— Start Entries provided —
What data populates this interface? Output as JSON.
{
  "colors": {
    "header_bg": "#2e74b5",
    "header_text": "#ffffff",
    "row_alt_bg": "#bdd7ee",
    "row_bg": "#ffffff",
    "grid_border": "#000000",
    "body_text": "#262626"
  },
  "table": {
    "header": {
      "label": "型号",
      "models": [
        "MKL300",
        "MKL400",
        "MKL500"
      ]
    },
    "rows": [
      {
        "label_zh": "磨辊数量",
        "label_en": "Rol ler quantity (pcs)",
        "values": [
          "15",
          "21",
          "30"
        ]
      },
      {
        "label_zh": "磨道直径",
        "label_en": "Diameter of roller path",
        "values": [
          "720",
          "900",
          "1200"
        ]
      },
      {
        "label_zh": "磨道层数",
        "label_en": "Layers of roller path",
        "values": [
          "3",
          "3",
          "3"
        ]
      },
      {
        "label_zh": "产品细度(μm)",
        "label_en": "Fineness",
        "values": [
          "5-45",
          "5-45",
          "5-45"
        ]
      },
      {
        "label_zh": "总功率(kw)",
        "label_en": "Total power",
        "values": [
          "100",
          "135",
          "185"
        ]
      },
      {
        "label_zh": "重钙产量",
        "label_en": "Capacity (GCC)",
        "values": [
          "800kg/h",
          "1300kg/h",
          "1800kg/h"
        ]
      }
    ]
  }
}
— End Entries provided —
— Start Entries provided —
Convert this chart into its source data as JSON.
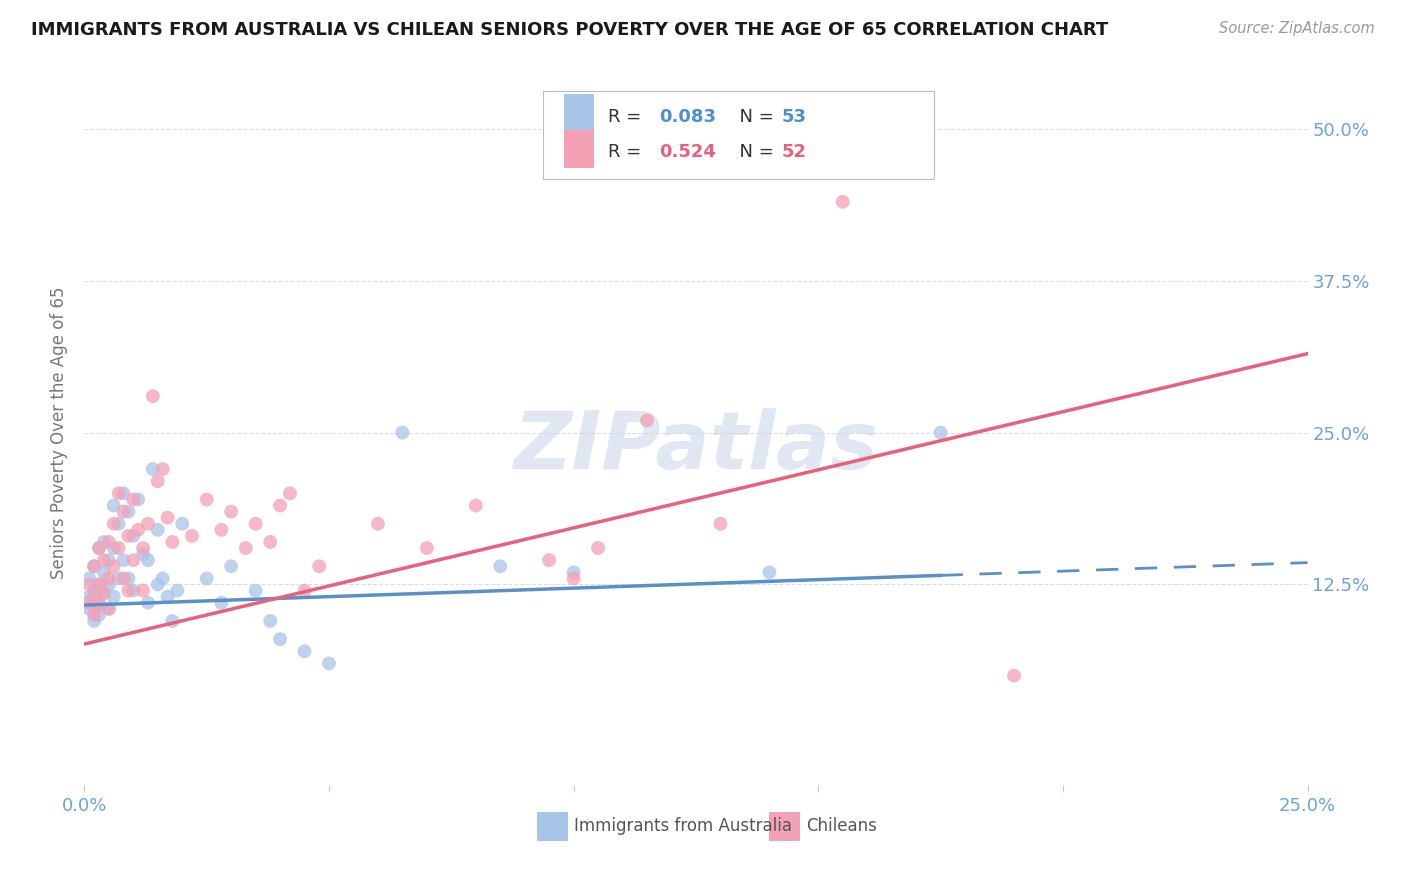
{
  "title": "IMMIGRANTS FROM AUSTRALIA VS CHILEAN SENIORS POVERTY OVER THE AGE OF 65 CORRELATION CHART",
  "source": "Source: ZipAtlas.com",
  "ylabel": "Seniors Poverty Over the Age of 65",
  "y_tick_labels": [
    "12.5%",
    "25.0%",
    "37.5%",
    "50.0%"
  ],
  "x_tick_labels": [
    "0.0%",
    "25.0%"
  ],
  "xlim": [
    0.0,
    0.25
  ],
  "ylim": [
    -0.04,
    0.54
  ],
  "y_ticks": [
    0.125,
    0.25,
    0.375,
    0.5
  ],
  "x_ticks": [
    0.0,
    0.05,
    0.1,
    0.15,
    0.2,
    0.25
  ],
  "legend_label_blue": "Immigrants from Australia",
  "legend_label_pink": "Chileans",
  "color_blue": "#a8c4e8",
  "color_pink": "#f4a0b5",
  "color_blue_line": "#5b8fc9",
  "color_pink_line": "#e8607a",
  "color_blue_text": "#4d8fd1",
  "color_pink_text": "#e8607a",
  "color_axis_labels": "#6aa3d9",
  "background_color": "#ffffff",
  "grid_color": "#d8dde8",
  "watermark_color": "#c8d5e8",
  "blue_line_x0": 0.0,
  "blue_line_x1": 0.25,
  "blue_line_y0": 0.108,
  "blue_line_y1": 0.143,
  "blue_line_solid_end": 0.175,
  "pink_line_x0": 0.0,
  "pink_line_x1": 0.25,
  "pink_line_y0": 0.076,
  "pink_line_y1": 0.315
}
— End Entries provided —
— Start Entries provided —
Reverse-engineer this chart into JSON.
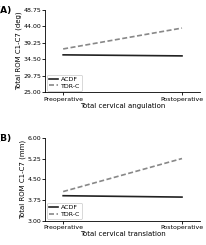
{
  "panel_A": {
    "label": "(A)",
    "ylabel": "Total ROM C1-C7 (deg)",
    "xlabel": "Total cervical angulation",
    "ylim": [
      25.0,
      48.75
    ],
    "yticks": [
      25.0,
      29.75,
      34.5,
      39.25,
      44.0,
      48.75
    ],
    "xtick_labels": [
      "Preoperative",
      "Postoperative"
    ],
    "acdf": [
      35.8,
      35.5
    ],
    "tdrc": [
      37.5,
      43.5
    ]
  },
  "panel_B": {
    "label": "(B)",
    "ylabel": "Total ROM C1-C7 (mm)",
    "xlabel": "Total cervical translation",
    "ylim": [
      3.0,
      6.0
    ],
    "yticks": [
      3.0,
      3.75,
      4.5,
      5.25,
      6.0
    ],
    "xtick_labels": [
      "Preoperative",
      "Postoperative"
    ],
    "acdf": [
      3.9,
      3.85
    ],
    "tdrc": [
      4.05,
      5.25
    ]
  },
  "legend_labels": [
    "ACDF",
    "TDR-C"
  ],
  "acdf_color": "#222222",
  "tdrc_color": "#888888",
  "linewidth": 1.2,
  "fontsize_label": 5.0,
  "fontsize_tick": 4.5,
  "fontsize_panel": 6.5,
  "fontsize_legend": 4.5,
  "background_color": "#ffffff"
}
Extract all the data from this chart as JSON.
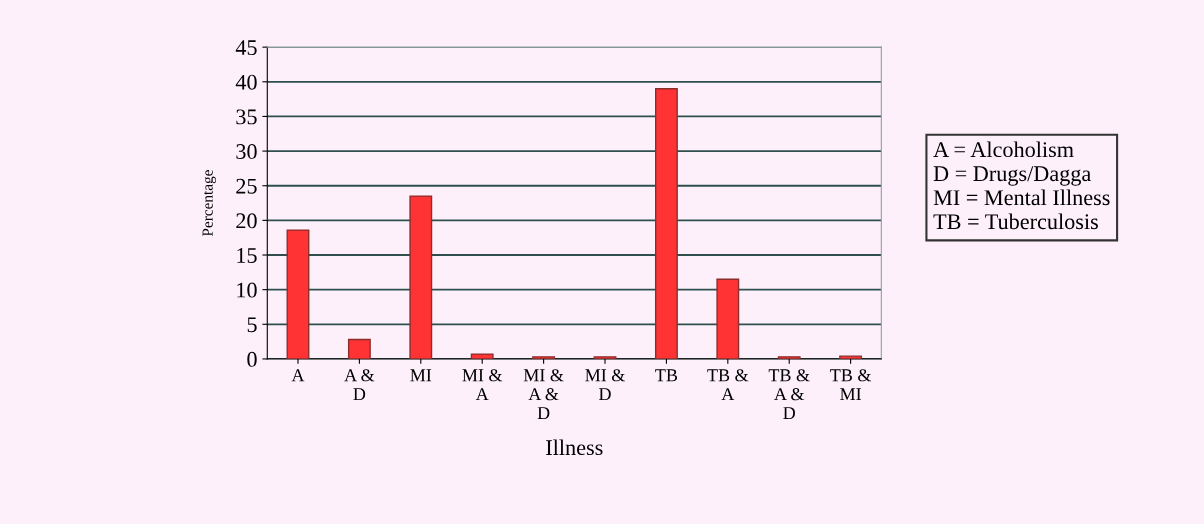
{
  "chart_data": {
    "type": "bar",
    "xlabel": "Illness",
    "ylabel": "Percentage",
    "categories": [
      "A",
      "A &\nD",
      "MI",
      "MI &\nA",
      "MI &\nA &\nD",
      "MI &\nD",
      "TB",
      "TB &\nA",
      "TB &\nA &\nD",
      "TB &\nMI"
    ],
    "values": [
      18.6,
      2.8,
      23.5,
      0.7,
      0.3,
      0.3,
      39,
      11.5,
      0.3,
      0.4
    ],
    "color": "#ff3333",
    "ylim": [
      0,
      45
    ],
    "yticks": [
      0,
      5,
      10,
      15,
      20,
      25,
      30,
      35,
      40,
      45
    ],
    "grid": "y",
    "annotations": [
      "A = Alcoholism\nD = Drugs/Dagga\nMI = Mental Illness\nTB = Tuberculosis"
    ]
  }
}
— End Entries provided —
How many lines of these entries hold the string "roller"? Answer with the number alone.

▶ _Response_
2